Gather the lines that hold the string "often".
+ + + +
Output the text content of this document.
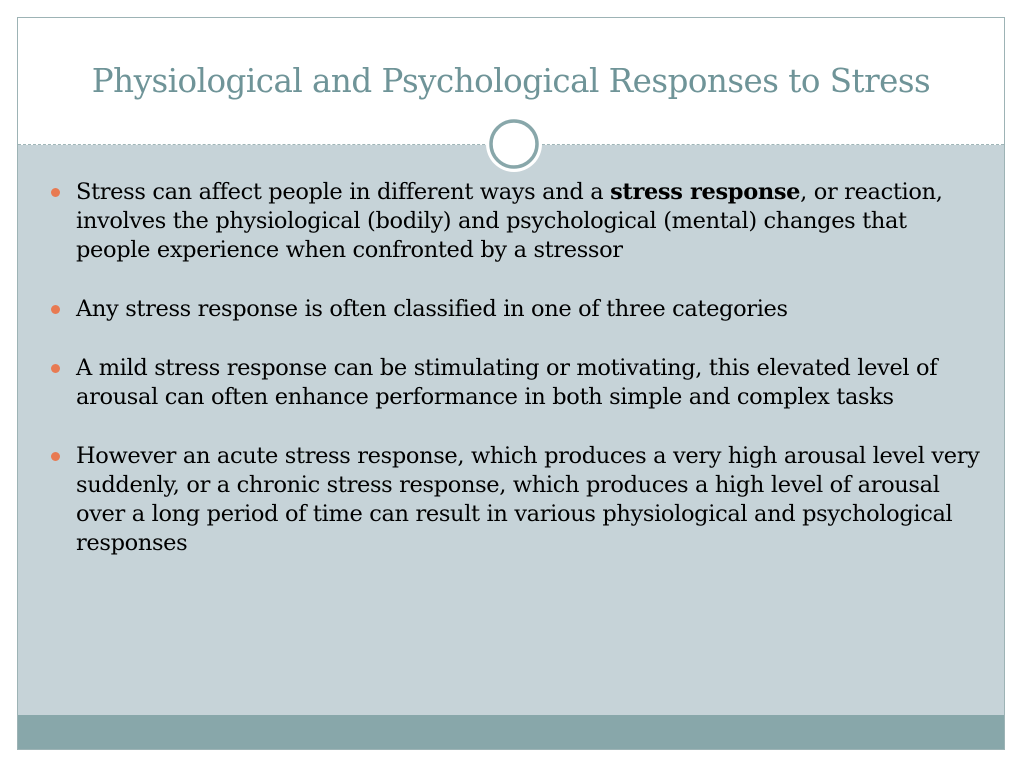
Physiological and Psychological Responses to Stress
Stress can affect people in different ways and a stress response, or reaction, involves the physiological (bodily) and psychological (mental) changes that people experience when confronted by a stressor
Any stress response is often classified in one of three categories
A mild stress response can be stimulating or motivating, this elevated level of arousal can often enhance performance in both simple and complex tasks
However an acute stress response, which produces a very high arousal level very suddenly, or a chronic stress response, which produces a high level of arousal over a long period of time can result in various physiological and psychological responses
+ + + +
§ **Expected answer**
Any stress response is often classified in one of three categories
A mild stress response can be stimulating or motivating, this elevated level of arousal can often enhance performance in both simple and complex tasks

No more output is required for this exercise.